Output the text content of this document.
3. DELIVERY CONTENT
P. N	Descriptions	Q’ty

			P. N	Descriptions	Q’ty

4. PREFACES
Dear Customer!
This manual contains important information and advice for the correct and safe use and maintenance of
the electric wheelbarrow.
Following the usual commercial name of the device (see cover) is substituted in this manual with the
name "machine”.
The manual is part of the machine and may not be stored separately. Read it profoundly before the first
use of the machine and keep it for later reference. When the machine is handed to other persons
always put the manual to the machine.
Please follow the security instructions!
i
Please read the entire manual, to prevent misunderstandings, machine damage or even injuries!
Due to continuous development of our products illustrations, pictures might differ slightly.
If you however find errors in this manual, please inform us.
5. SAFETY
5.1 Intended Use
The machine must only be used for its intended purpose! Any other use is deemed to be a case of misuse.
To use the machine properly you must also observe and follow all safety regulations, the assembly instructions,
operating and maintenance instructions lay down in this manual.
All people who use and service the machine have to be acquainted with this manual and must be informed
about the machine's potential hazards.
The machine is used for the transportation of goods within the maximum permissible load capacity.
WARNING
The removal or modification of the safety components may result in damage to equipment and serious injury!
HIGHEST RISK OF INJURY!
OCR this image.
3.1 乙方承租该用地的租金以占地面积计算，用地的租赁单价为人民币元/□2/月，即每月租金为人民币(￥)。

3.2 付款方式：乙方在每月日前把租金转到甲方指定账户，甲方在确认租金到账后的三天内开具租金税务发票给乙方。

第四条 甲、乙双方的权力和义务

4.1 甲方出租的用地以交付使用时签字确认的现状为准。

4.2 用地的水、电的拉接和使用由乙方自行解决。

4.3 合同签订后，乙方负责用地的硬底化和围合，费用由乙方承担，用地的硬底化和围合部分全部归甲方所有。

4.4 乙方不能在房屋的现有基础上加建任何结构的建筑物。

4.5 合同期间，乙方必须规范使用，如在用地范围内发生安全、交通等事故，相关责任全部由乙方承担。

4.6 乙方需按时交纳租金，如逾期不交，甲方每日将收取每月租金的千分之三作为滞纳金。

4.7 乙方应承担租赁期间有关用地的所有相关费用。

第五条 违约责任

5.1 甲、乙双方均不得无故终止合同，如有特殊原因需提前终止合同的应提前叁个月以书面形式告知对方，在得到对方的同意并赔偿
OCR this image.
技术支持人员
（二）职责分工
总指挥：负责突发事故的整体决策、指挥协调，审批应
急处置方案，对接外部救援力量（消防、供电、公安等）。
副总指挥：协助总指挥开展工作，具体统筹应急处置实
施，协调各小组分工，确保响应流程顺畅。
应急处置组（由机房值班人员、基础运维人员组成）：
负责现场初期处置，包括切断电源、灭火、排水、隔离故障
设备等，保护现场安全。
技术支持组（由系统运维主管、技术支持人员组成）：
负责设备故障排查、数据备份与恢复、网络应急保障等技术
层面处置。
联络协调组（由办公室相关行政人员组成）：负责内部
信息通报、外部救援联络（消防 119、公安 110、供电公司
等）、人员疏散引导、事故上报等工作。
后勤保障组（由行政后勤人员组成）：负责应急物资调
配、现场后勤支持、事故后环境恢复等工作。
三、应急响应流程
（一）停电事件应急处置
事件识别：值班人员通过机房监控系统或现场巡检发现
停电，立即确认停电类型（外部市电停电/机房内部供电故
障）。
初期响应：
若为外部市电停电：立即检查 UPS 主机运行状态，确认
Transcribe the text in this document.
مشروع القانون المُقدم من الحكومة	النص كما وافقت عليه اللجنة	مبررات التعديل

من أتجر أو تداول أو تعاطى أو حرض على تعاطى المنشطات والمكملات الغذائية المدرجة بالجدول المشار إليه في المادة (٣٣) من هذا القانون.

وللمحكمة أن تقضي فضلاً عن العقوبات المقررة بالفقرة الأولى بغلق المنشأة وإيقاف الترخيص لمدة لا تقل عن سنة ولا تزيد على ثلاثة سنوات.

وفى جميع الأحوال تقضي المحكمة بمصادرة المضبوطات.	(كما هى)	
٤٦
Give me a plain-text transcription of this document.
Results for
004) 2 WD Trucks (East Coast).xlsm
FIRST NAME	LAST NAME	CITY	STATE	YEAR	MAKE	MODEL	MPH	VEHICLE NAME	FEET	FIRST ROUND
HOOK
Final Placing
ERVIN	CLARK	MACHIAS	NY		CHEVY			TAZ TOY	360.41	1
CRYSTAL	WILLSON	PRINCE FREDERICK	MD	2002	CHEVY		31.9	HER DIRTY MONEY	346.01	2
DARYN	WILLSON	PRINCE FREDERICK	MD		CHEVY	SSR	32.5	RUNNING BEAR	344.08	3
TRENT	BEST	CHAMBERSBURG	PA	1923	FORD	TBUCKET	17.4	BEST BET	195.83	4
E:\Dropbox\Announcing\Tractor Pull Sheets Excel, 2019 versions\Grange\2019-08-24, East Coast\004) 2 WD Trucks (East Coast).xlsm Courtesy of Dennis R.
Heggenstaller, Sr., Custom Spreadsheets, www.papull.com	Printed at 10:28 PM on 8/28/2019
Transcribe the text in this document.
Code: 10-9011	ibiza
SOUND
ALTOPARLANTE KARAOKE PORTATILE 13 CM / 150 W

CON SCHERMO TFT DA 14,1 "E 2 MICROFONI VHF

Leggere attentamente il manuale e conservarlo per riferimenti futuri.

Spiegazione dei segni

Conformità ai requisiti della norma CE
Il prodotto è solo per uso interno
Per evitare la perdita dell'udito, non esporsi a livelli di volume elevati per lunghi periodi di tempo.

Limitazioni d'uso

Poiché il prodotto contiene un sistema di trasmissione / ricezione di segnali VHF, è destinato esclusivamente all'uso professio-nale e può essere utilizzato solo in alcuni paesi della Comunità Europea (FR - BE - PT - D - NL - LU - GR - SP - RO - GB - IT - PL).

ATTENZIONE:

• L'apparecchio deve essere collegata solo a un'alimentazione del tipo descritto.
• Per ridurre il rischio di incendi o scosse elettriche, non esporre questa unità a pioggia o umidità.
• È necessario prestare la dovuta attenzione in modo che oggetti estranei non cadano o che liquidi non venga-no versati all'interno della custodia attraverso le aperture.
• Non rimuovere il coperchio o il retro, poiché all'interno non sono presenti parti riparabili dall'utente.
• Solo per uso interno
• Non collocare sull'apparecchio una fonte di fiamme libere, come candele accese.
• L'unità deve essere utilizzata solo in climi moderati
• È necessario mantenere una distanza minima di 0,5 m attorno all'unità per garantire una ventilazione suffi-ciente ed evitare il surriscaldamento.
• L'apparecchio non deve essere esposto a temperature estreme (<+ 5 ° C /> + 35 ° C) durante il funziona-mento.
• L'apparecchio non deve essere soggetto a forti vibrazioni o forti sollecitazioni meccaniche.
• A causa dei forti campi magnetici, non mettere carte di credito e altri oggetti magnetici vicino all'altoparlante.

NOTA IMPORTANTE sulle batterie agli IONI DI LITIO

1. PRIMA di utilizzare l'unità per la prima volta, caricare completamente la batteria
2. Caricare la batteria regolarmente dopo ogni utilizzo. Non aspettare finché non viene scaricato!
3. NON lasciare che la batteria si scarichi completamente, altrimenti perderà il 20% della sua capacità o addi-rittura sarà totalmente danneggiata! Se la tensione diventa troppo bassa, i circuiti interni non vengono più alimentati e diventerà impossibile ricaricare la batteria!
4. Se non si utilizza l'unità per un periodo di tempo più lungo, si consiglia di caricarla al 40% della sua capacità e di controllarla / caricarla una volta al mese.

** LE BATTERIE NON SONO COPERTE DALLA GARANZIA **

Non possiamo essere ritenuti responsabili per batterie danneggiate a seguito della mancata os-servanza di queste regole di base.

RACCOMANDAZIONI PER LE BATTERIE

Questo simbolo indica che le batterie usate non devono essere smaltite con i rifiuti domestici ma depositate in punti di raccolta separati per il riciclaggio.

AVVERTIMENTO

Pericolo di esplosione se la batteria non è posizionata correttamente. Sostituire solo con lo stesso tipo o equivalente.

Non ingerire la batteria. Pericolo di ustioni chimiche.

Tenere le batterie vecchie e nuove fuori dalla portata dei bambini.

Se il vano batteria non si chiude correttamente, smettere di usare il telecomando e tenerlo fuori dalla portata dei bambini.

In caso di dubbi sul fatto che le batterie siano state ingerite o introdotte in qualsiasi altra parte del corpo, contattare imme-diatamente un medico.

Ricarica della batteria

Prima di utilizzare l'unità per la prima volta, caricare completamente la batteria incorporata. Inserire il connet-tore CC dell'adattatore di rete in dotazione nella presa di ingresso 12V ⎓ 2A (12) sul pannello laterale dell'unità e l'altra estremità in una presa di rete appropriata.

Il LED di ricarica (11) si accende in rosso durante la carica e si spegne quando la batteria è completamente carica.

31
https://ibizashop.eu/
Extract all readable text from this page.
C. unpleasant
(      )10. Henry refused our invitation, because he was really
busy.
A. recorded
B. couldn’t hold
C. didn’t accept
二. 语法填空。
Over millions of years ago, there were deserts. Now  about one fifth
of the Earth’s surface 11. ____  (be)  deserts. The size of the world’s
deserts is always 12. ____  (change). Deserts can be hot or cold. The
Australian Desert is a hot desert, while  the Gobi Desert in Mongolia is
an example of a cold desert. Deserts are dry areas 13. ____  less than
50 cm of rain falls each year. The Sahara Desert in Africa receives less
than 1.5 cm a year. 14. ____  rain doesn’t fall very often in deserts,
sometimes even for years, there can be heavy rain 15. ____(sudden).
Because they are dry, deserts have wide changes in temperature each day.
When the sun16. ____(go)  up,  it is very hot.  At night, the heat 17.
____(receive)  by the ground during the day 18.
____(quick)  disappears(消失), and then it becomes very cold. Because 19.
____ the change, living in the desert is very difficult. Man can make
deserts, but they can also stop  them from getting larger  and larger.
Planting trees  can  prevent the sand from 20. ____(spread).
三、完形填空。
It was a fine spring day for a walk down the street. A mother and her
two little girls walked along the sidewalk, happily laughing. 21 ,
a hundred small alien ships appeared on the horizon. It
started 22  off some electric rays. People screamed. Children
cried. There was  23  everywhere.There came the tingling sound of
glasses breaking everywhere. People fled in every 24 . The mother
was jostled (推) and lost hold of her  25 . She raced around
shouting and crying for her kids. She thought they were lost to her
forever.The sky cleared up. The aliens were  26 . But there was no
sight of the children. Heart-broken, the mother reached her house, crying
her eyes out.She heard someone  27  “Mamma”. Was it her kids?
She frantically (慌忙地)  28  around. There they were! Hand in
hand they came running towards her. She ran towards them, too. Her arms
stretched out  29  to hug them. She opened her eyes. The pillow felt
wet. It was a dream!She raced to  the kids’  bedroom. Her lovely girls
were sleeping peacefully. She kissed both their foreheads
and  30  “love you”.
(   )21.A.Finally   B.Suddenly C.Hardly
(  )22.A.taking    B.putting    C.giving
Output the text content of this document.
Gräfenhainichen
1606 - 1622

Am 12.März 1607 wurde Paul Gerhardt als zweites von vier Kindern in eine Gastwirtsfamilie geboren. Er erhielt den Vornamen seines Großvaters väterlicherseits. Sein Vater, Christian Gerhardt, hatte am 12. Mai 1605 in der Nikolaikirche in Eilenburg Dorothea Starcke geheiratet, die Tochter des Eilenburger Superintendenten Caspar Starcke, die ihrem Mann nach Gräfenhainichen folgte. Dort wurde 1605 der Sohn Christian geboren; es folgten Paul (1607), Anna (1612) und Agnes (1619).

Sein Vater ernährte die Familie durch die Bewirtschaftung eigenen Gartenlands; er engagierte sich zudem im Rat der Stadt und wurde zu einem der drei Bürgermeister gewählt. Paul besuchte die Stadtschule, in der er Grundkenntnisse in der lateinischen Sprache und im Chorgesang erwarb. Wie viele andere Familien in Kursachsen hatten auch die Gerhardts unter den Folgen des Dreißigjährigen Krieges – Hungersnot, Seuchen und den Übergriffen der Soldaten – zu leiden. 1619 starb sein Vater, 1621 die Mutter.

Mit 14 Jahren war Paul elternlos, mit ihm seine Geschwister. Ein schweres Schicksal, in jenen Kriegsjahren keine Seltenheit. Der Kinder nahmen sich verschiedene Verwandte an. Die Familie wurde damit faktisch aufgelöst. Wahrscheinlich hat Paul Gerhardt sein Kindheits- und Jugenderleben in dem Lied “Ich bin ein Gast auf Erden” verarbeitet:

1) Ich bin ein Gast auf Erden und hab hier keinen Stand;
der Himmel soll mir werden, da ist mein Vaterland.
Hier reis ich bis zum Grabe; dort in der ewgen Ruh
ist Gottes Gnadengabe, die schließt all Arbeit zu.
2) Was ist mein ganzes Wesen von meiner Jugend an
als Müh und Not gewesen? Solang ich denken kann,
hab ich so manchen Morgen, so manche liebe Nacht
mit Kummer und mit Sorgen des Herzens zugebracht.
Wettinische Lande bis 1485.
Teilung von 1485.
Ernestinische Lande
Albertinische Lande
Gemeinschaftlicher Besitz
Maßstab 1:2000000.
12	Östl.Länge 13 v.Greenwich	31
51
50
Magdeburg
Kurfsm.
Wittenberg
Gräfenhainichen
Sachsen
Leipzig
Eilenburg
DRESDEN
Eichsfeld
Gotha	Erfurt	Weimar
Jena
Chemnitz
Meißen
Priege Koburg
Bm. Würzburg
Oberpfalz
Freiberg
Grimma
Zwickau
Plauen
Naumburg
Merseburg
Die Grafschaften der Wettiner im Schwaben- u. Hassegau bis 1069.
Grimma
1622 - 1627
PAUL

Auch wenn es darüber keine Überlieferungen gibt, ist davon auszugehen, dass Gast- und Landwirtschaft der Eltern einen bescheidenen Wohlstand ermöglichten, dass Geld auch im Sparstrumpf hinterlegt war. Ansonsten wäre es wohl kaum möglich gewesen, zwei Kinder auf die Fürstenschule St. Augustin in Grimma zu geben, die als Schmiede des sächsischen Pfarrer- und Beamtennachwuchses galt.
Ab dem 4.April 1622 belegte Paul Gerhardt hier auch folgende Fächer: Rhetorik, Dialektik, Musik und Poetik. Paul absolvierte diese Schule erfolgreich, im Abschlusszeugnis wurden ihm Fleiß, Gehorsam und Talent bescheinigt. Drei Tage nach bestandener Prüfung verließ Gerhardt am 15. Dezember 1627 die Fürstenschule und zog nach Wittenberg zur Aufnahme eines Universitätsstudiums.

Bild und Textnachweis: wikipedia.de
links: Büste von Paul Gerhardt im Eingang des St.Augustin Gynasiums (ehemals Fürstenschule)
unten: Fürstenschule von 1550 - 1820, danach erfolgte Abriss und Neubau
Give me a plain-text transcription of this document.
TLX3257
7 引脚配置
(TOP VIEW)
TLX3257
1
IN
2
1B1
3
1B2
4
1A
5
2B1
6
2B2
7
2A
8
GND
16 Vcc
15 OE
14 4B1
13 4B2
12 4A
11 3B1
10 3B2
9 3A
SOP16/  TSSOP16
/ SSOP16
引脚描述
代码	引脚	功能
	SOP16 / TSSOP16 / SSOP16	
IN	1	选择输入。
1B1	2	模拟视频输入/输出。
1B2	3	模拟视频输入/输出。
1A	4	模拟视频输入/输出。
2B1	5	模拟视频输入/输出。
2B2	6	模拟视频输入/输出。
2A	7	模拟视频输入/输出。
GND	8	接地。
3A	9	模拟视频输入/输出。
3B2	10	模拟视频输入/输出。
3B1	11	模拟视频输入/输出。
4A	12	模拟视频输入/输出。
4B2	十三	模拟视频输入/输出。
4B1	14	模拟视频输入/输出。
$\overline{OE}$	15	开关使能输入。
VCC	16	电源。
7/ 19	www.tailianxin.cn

» What the exercise asks
Pull out every line of the records that includes the string "from".

» Reply to the task
Extract all readable text from this page.
deserts, but they can also stop  them from getting larger  and larger.
Planting trees  can  prevent the sand from 20. ____(spread).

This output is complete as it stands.